● **ROWS**
** begin **
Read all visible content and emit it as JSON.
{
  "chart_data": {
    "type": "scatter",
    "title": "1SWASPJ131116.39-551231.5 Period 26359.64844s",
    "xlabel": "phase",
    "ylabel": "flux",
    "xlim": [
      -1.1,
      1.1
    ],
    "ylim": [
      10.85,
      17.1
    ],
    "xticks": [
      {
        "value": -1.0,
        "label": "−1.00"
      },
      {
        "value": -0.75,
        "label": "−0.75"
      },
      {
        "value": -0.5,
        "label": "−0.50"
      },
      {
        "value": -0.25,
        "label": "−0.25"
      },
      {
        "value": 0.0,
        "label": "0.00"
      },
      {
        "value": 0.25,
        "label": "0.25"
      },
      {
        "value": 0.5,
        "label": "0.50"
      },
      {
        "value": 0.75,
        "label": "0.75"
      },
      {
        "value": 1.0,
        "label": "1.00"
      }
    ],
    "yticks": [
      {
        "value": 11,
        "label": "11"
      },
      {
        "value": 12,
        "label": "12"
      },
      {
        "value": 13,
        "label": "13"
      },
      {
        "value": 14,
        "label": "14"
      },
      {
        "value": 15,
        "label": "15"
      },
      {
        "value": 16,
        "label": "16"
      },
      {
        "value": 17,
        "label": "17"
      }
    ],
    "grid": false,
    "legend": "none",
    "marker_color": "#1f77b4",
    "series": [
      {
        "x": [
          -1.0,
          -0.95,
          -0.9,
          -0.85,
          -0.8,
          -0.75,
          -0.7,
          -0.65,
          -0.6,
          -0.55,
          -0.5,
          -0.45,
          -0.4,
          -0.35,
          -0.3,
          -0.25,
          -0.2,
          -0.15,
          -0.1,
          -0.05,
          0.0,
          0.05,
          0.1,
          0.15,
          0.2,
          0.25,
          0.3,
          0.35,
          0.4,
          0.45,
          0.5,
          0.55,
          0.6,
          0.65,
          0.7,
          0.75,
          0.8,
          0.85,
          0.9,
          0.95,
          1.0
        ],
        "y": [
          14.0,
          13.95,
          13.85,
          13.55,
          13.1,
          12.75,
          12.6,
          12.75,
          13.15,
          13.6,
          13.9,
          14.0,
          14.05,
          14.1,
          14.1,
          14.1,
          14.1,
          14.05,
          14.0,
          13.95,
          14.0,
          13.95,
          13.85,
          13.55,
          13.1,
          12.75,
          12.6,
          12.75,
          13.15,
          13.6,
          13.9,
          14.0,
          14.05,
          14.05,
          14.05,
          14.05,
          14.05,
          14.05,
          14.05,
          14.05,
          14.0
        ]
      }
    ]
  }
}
** end **
● **GOAL**
Extract every entry above as it appears.

● **SOLUTION FOR THIS EXERCISE**
Read all visible content and emit it as JSON.
{
  "chart_data": {
    "type": "scatter",
    "title": "1SWASPJ131116.39-551231.5 Period 26359.64844s",
    "xlabel": "phase",
    "ylabel": "flux",
    "xlim": [
      -1.1,
      1.1
    ],
    "ylim": [
      10.85,
      17.1
    ],
    "xticks": [
      {
        "value": -1.0,
        "label": "−1.00"
      },
      {
        "value": -0.75,
        "label": "−0.75"
      },
      {
        "value": -0.5,
        "label": "−0.50"
      },
      {
        "value": -0.25,
        "label": "−0.25"
      },
      {
        "value": 0.0,
        "label": "0.00"
      },
      {
        "value": 0.25,
        "label": "0.25"
      },
      {
        "value": 0.5,
        "label": "0.50"
      },
      {
        "value": 0.75,
        "label": "0.75"
      },
      {
        "value": 1.0,
        "label": "1.00"
      }
    ],
    "yticks": [
      {
        "value": 11,
        "label": "11"
      },
      {
        "value": 12,
        "label": "12"
      },
      {
        "value": 13,
        "label": "13"
      },
      {
        "value": 14,
        "label": "14"
      },
      {
        "value": 15,
        "label": "15"
      },
      {
        "value": 16,
        "label": "16"
      },
      {
        "value": 17,
        "label": "17"
      }
    ],
    "grid": false,
    "legend": "none",
    "marker_color": "#1f77b4",
    "series": [
      {
        "x": [
          -1.0,
          -0.95,
          -0.9,
          -0.85,
          -0.8,
          -0.75,
          -0.7,
          -0.65,
          -0.6,
          -0.55,
          -0.5,
          -0.45,
          -0.4,
          -0.35,
          -0.3,
          -0.25,
          -0.2,
          -0.15,
          -0.1,
          -0.05,
          0.0,
          0.05,
          0.1,
          0.15,
          0.2,
          0.25,
          0.3,
          0.35,
          0.4,
          0.45,
          0.5,
          0.55,
          0.6,
          0.65,
          0.7,
          0.75,
          0.8,
          0.85,
          0.9,
          0.95,
          1.0
        ],
        "y": [
          14.0,
          13.95,
          13.85,
          13.55,
          13.1,
          12.75,
          12.6,
          12.75,
          13.15,
          13.6,
          13.9,
          14.0,
          14.05,
          14.1,
          14.1,
          14.1,
          14.1,
          14.05,
          14.0,
          13.95,
          14.0,
          13.95,
          13.85,
          13.55,
          13.1,
          12.75,
          12.6,
          12.75,
          13.15,
          13.6,
          13.9,
          14.0,
          14.05,
          14.05,
          14.05,
          14.05,
          14.05,
          14.05,
          14.05,
          14.05,
          14.0
        ]
      }
    ]
  }
}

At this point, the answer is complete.